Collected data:
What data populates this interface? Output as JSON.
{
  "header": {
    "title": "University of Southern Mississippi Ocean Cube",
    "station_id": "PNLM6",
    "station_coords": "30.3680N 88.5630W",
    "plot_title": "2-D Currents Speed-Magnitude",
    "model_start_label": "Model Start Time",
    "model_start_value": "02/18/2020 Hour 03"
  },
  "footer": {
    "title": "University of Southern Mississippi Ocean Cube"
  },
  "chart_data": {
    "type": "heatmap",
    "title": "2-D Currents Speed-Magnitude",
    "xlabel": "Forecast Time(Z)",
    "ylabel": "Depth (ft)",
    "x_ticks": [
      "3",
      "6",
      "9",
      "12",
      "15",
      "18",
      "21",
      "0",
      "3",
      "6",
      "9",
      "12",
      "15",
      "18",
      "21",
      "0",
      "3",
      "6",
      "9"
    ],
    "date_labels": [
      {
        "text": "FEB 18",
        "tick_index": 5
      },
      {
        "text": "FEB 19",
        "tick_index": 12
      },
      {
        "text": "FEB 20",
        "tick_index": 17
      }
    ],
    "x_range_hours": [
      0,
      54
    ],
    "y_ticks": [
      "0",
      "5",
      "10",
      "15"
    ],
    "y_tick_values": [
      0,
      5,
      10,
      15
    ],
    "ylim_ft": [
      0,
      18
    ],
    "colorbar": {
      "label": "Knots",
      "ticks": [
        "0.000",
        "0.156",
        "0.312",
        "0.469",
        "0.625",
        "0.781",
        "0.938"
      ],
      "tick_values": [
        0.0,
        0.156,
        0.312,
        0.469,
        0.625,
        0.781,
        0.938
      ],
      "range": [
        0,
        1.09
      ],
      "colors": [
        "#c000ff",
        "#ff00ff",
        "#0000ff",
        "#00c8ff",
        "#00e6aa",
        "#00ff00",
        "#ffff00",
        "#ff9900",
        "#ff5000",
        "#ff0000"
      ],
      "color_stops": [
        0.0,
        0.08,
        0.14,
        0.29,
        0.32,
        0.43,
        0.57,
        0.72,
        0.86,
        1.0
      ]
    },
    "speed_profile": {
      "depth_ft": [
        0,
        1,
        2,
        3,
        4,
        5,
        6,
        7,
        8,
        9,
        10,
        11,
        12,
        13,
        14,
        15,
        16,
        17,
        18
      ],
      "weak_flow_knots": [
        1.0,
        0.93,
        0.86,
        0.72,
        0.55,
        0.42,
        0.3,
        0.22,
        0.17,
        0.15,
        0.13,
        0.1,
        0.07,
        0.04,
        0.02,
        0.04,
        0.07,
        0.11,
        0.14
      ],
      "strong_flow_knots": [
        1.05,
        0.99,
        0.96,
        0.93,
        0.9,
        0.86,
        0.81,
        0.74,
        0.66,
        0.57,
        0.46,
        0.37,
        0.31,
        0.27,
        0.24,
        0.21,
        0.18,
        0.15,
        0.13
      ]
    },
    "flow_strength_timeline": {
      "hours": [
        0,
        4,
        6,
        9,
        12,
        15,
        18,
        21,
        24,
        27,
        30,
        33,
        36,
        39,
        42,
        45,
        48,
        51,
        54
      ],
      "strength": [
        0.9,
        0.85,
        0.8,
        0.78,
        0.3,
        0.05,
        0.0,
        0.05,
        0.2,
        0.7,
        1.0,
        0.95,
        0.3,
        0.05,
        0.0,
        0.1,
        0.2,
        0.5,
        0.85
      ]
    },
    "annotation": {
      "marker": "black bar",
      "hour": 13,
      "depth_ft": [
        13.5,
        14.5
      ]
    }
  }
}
...
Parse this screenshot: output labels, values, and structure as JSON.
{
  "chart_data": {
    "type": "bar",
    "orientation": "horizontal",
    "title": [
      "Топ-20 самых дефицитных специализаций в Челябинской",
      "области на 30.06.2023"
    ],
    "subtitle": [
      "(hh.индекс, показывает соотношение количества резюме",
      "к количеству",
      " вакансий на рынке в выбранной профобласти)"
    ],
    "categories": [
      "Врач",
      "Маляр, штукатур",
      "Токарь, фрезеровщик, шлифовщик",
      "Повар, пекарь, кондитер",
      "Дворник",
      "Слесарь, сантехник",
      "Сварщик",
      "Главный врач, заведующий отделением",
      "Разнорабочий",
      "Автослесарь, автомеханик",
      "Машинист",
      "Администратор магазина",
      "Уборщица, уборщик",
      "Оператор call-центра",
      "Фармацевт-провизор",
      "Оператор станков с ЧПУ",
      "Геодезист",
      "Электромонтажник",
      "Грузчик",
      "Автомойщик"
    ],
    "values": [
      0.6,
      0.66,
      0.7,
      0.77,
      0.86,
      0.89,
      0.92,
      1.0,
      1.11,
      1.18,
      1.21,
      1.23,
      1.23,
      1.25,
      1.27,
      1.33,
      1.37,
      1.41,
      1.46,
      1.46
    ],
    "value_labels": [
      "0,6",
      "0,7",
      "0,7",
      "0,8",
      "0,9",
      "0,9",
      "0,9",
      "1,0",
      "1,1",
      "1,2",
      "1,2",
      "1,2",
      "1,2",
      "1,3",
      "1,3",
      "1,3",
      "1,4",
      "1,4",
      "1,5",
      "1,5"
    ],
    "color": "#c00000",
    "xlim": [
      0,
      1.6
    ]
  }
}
--
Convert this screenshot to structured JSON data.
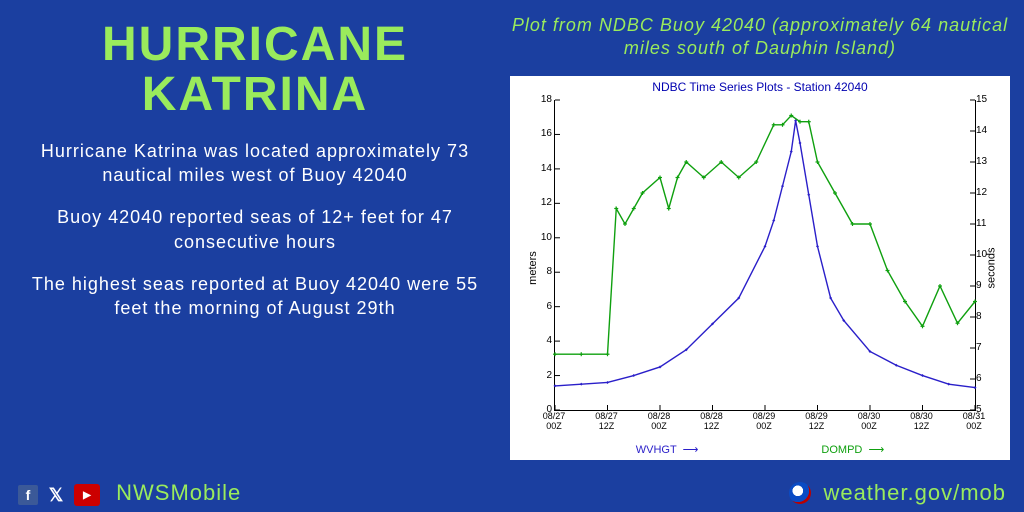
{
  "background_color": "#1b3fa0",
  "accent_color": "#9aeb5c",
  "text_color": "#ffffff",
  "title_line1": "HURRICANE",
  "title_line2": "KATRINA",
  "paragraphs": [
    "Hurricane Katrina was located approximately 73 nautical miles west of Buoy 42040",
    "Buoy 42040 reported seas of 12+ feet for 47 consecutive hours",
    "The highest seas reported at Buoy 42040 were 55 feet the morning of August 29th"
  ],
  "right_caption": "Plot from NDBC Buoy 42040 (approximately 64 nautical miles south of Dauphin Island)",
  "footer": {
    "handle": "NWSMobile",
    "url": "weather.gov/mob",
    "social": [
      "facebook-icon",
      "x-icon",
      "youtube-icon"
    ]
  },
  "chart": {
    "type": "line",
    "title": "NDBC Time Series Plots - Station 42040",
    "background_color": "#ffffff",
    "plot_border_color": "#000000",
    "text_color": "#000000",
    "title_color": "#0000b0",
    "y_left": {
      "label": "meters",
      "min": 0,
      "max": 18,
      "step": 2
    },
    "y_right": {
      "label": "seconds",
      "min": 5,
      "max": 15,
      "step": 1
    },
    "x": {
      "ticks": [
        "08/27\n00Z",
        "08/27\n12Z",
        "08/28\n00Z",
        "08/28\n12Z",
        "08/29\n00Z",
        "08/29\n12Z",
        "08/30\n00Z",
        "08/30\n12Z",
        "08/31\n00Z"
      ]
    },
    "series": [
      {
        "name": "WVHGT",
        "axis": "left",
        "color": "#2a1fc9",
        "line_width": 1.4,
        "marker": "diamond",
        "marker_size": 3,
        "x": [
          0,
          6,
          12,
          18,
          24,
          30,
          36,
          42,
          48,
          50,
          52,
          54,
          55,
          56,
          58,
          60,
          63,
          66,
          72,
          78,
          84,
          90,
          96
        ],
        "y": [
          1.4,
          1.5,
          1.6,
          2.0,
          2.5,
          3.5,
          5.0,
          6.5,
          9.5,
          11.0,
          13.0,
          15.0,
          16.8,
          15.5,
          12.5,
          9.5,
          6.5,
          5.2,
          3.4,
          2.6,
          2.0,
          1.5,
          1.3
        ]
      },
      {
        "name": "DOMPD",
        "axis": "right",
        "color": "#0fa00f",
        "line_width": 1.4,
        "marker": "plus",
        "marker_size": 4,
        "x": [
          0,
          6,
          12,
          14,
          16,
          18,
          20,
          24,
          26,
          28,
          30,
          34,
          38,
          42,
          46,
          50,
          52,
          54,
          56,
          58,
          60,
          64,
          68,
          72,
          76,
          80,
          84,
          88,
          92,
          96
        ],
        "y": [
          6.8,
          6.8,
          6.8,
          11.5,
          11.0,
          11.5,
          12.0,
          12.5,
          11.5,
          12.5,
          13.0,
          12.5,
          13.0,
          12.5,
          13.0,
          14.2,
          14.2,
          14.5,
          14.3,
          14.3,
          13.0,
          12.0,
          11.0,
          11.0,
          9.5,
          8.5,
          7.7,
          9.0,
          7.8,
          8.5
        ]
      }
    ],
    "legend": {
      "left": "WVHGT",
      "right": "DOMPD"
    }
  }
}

*Problem details*: How many lines of the listing above include the word "screenshot"? Reply with the number alone.

*Reply*: 2